## Directions
Each entry below should be written out exactly as it is, with no pictures.

## Records to use
######

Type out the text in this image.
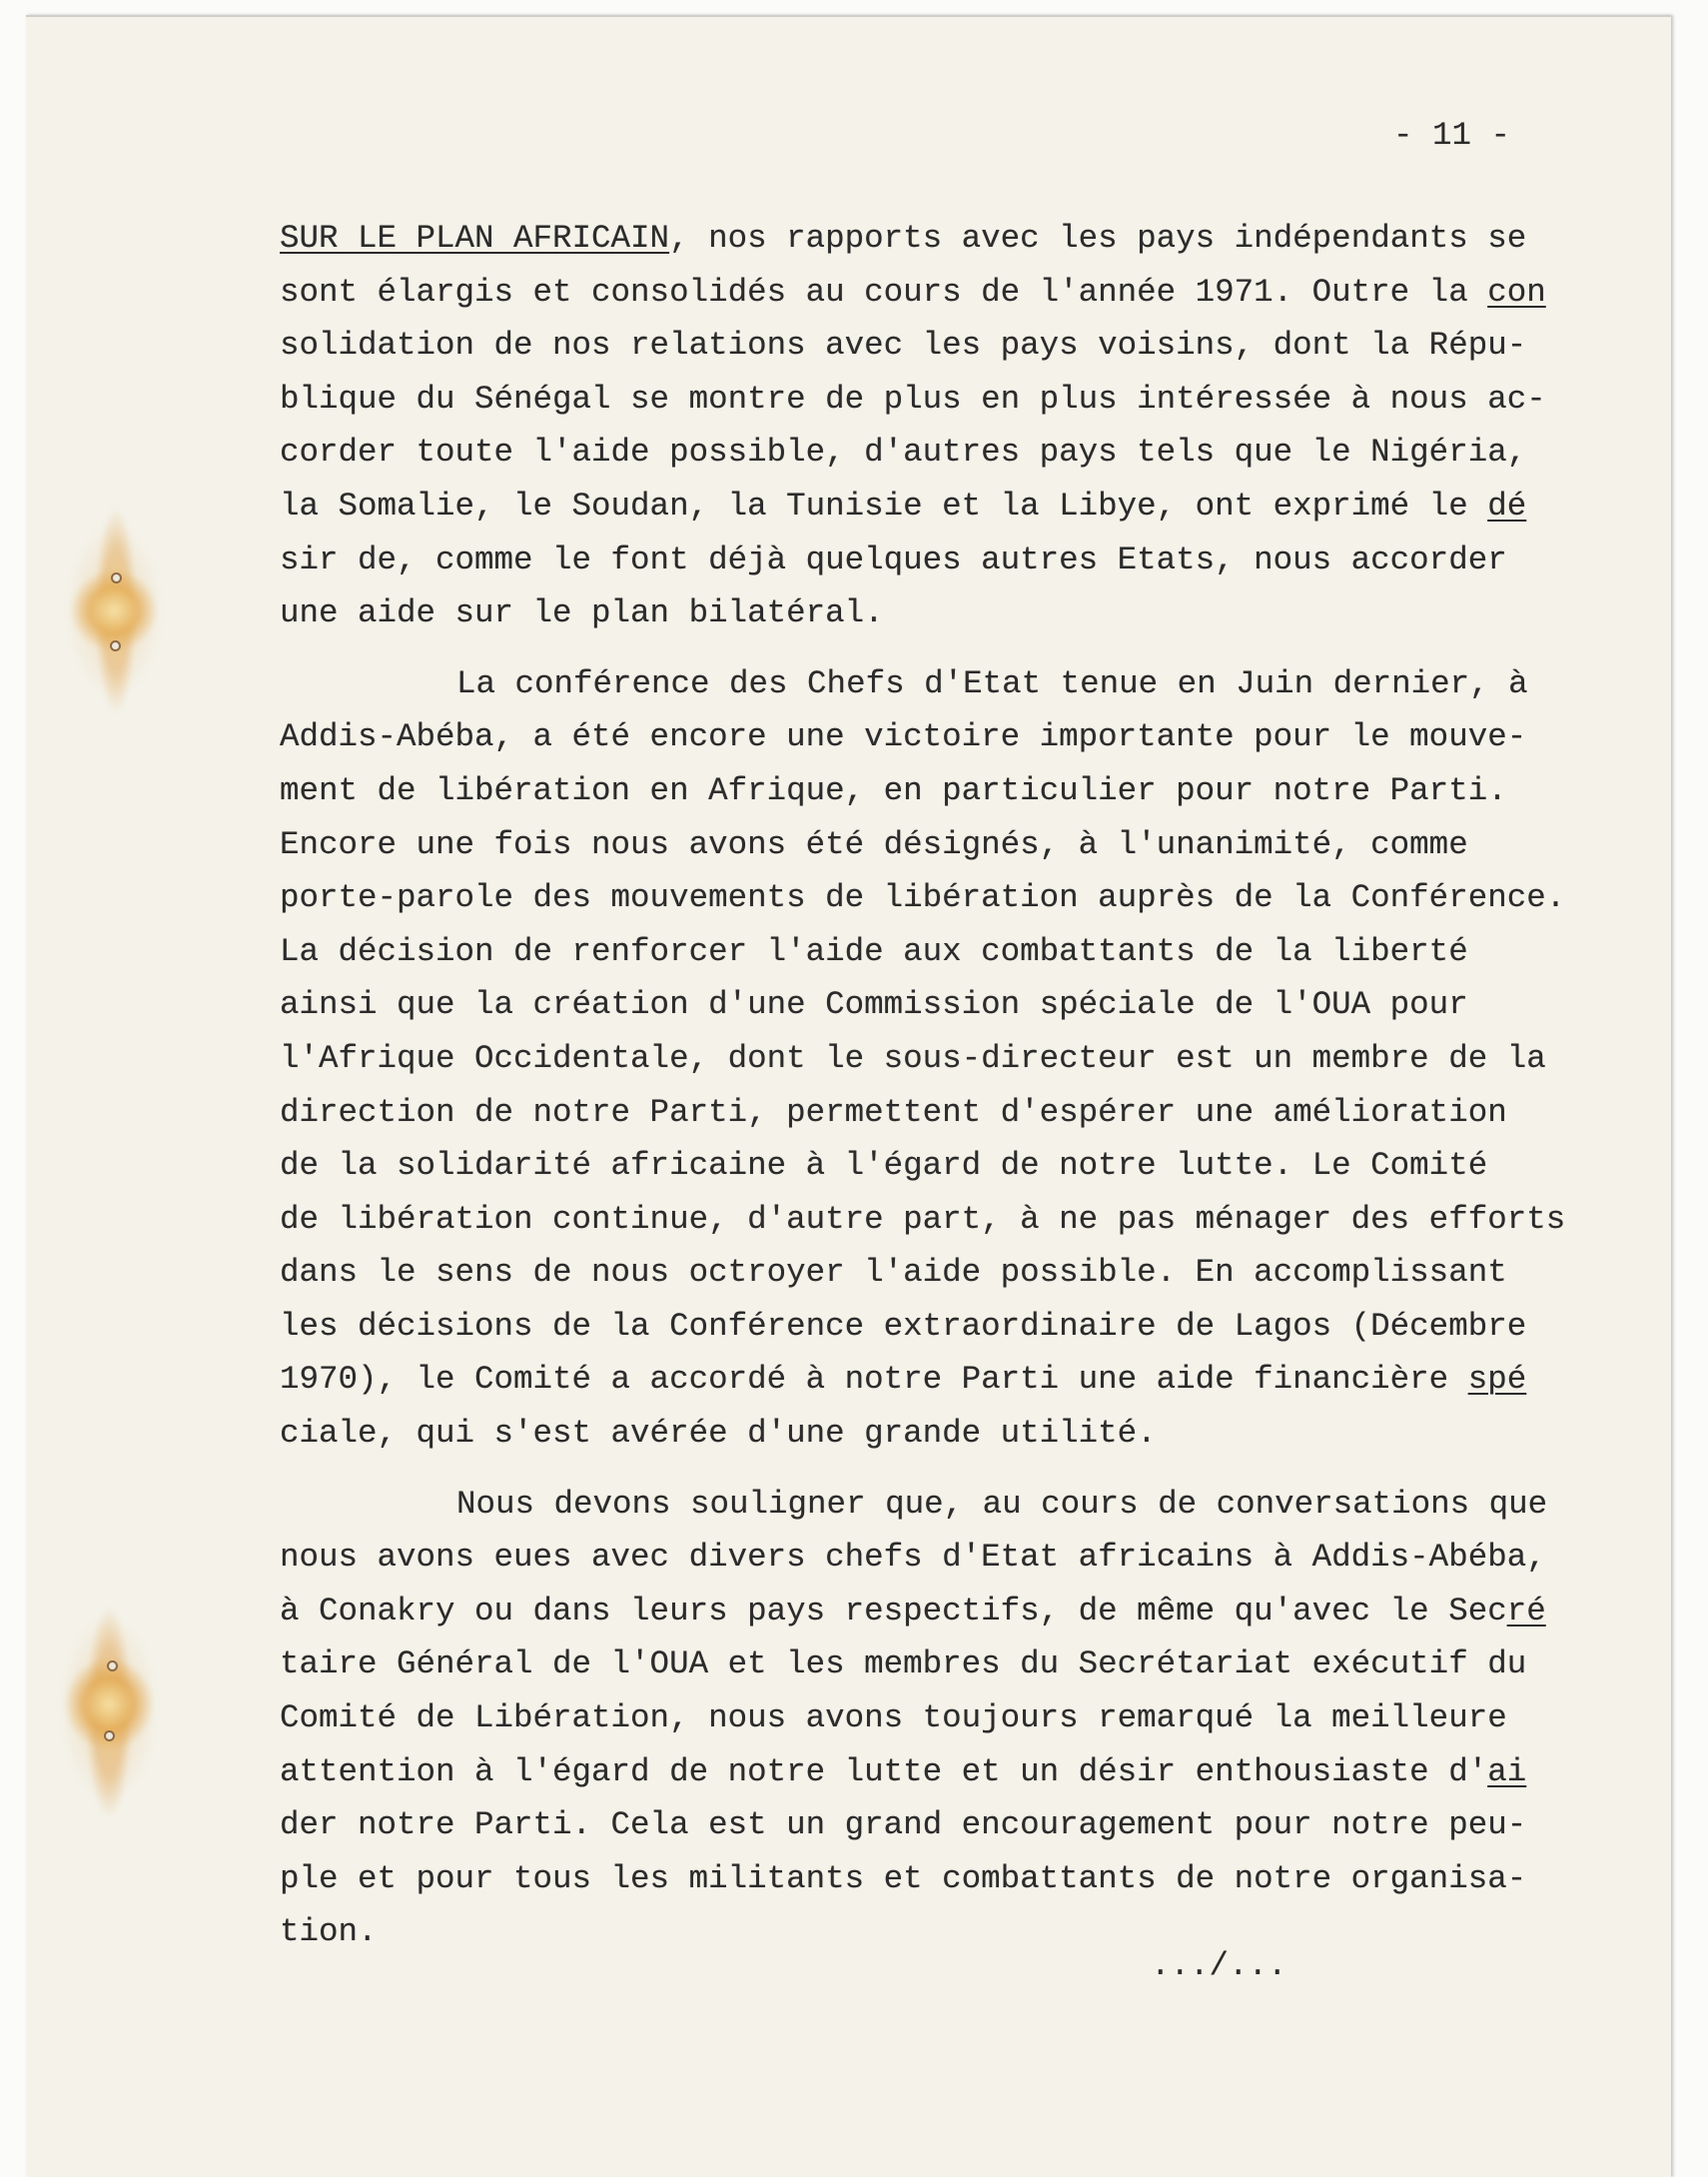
- 11 -
SUR LE PLAN AFRICAIN, nos rapports avec les pays indépendants se
sont élargis et consolidés au cours de l'année 1971. Outre la con
solidation de nos relations avec les pays voisins, dont la Répu-
blique du Sénégal se montre de plus en plus intéressée à nous ac-
corder toute l'aide possible, d'autres pays tels que le Nigéria,
la Somalie, le Soudan, la Tunisie et la Libye, ont exprimé le dé
sir de, comme le font déjà quelques autres Etats, nous accorder
une aide sur le plan bilatéral.
La conférence des Chefs d'Etat tenue en Juin dernier, à
Addis-Abéba, a été encore une victoire importante pour le mouve-
ment de libération en Afrique, en particulier pour notre Parti.
Encore une fois nous avons été désignés, à l'unanimité, comme
porte-parole des mouvements de libération auprès de la Conférence.
La décision de renforcer l'aide aux combattants de la liberté
ainsi que la création d'une Commission spéciale de l'OUA pour
l'Afrique Occidentale, dont le sous-directeur est un membre de la
direction de notre Parti, permettent d'espérer une amélioration
de la solidarité africaine à l'égard de notre lutte. Le Comité
de libération continue, d'autre part, à ne pas ménager des efforts
dans le sens de nous octroyer l'aide possible. En accomplissant
les décisions de la Conférence extraordinaire de Lagos (Décembre
1970), le Comité a accordé à notre Parti une aide financière spé
ciale, qui s'est avérée d'une grande utilité.
Nous devons souligner que, au cours de conversations que
nous avons eues avec divers chefs d'Etat africains à Addis-Abéba,
à Conakry ou dans leurs pays respectifs, de même qu'avec le Secré
taire Général de l'OUA et les membres du Secrétariat exécutif du
Comité de Libération, nous avons toujours remarqué la meilleure
attention à l'égard de notre lutte et un désir enthousiaste d'ai
der notre Parti. Cela est un grand encouragement pour notre peu-
ple et pour tous les militants et combattants de notre organisa-
tion.
.../...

######

## Output for this exercise
Type out the text in this image.
- 11 -
SUR LE PLAN AFRICAIN, nos rapports avec les pays indépendants se
sont élargis et consolidés au cours de l'année 1971. Outre la con
solidation de nos relations avec les pays voisins, dont la Répu-
blique du Sénégal se montre de plus en plus intéressée à nous ac-
corder toute l'aide possible, d'autres pays tels que le Nigéria,
la Somalie, le Soudan, la Tunisie et la Libye, ont exprimé le dé
sir de, comme le font déjà quelques autres Etats, nous accorder
une aide sur le plan bilatéral.
La conférence des Chefs d'Etat tenue en Juin dernier, à
Addis-Abéba, a été encore une victoire importante pour le mouve-
ment de libération en Afrique, en particulier pour notre Parti.
Encore une fois nous avons été désignés, à l'unanimité, comme
porte-parole des mouvements de libération auprès de la Conférence.
La décision de renforcer l'aide aux combattants de la liberté
ainsi que la création d'une Commission spéciale de l'OUA pour
l'Afrique Occidentale, dont le sous-directeur est un membre de la
direction de notre Parti, permettent d'espérer une amélioration
de la solidarité africaine à l'égard de notre lutte. Le Comité
de libération continue, d'autre part, à ne pas ménager des efforts
dans le sens de nous octroyer l'aide possible. En accomplissant
les décisions de la Conférence extraordinaire de Lagos (Décembre
1970), le Comité a accordé à notre Parti une aide financière spé
ciale, qui s'est avérée d'une grande utilité.
Nous devons souligner que, au cours de conversations que
nous avons eues avec divers chefs d'Etat africains à Addis-Abéba,
à Conakry ou dans leurs pays respectifs, de même qu'avec le Secré
taire Général de l'OUA et les membres du Secrétariat exécutif du
Comité de Libération, nous avons toujours remarqué la meilleure
attention à l'égard de notre lutte et un désir enthousiaste d'ai
der notre Parti. Cela est un grand encouragement pour notre peu-
ple et pour tous les militants et combattants de notre organisa-
tion.
.../...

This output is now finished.